### [What is needed]
Extend the review passage below on Tutino's account of peasant autonomy and capitalism in Mexico, continuing from its last sentence.

### [Source]
--- BEGIN ---

The second part, focusing on industrial capitalism,
explores the relationship of local communities to capitalism in the nineteenth
century. Tutino's analysis covers some familiar
ground but his focus on autonomy results in a different story. Mirroring the
findings of James Scott's Seeing Like a
State, Tutino argues that the eras that we often
focus on as filled with political instability and poor economic output can be
periods of prosperity and increased autonomy for locals . . . illegibility from
the state, in Scott's terms. But Tutino notes,
counter Scott, that it was not exactly that peasants were illegible to the
state, they just weren't capable of being controlled. Landlords complained that
peasants refused to work for what seemed to elites as reasonable wages, and
local priests grumbled about their inability to enforce local religious
conformity. Later in the nineteenth century, as the economy recovered, peasants
paid for it with a loss of lands and the ability to support themselves. The
closing down of peasant autonomies led, of course, to the Mexican Revolution
which, Tutino rightly contends, provided some peasant
communities increased autonomies, but only for a short while. Northern
capitalists won the revolution and within two decades, most of the autonomies
that peasants had won were ceded back to the newly emerging one-party
nation-state.

--- END ---

### [Data segment]
--- BEGIN ---

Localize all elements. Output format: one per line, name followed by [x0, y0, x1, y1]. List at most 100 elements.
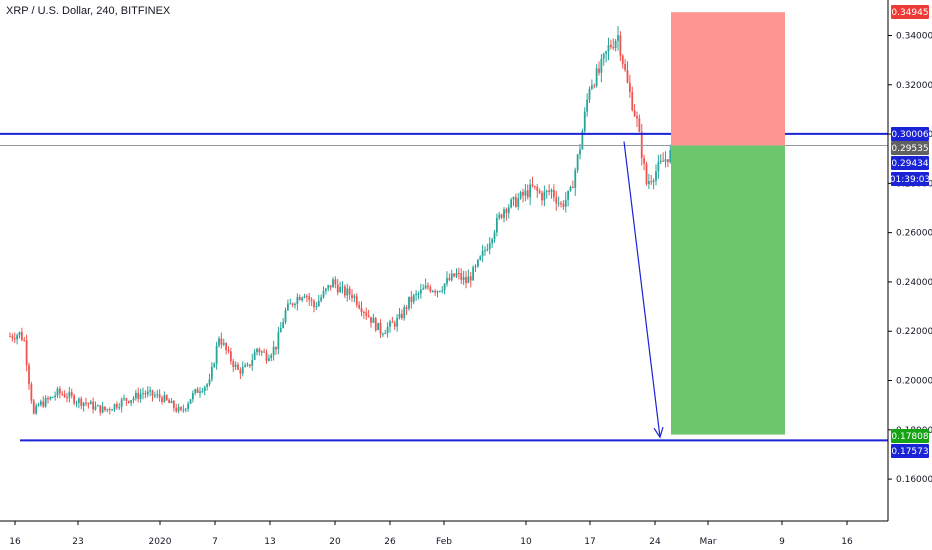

--- END ---

### [In response]
The third part of the book examines national capitalism
and globalization. The one-party state successfully pushed for greater exports
and the renewed growth of industry; political elites were willing to allow for
increased autonomy and peasant lands, but only as a means to advance their
larger political project. Much has been written about the unevenness of the
post-revolutionary, one-party state in the last couple of decades and Tutino makes ample use of these works to show the ways in
which increased mechanization actually resulted in greater precarity in both rural and urban communities. Land concentrations pushed peasants from
the countryside to the city, especially Mexico City, but the post-revolutionary
industries could not absorb the influx of migrants, often forcing
rural-to-urban migrants to construct their own neighborhoods, livelihoods, and
social support services in the absence of state assistance. The national
capitalist project would collapse in the 1980s; the Mexican economy's implosion
(and the inability of the one-party state to respond to citizen's needs) led to
rising protests and a move toward democratization.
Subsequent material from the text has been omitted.